(THE EXERCISE)
Go through the listing beneath this task and return every line that carries the string "drives".

* START *

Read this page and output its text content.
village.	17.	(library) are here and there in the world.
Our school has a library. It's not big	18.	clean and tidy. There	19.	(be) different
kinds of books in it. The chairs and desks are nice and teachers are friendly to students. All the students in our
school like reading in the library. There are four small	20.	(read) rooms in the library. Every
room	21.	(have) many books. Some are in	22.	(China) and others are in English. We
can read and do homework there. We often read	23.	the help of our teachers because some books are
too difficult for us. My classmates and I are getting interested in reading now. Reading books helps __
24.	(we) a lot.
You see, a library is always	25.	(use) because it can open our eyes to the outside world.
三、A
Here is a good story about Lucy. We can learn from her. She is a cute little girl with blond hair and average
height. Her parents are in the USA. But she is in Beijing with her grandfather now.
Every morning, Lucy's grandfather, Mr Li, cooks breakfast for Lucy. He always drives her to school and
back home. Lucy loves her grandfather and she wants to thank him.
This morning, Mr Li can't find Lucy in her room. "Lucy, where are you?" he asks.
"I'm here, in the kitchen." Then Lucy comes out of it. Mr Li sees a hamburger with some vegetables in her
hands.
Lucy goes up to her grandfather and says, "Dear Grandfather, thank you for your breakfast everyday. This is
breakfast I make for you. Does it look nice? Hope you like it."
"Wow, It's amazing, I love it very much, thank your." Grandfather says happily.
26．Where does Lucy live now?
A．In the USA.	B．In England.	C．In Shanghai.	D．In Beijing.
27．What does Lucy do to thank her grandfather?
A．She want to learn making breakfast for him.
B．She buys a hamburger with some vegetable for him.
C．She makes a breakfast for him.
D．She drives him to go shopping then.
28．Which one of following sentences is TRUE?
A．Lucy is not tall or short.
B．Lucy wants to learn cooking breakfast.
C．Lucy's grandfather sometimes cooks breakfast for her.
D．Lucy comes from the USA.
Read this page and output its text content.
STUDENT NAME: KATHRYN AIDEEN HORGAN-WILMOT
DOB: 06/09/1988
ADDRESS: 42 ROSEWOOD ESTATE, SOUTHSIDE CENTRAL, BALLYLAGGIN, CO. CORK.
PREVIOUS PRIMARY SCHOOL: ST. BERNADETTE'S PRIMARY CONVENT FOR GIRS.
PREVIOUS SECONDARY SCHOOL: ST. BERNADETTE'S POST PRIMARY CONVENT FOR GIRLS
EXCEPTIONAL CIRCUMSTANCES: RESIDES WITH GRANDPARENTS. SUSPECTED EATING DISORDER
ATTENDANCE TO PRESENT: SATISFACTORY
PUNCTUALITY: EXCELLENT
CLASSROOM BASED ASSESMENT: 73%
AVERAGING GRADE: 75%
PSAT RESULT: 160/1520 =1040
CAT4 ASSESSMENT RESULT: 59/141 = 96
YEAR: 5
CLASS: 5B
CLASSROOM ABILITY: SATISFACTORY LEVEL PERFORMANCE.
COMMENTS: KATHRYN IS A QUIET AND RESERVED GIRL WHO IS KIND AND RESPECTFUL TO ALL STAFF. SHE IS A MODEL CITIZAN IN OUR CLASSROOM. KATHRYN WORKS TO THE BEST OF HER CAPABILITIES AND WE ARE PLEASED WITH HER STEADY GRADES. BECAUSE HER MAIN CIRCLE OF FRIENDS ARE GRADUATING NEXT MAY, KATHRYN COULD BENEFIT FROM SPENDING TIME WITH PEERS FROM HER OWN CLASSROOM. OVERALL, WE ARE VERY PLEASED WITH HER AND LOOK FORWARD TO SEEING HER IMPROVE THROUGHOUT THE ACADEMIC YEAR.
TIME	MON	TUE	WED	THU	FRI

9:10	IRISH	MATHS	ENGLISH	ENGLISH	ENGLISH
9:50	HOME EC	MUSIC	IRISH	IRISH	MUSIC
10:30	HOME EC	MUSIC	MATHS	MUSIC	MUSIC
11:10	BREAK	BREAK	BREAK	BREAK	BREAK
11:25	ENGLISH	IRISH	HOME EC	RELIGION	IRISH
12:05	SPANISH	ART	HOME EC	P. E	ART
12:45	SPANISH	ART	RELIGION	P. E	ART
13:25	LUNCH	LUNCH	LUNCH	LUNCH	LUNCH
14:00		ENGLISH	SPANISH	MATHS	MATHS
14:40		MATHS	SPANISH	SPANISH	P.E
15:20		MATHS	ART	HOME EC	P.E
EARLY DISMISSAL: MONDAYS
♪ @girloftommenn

* END *

(COMPLETE RESPONSE)
Every morning, Lucy's grandfather, Mr Li, cooks breakfast for Lucy. He always drives her to school and
D．She drives him to go shopping then.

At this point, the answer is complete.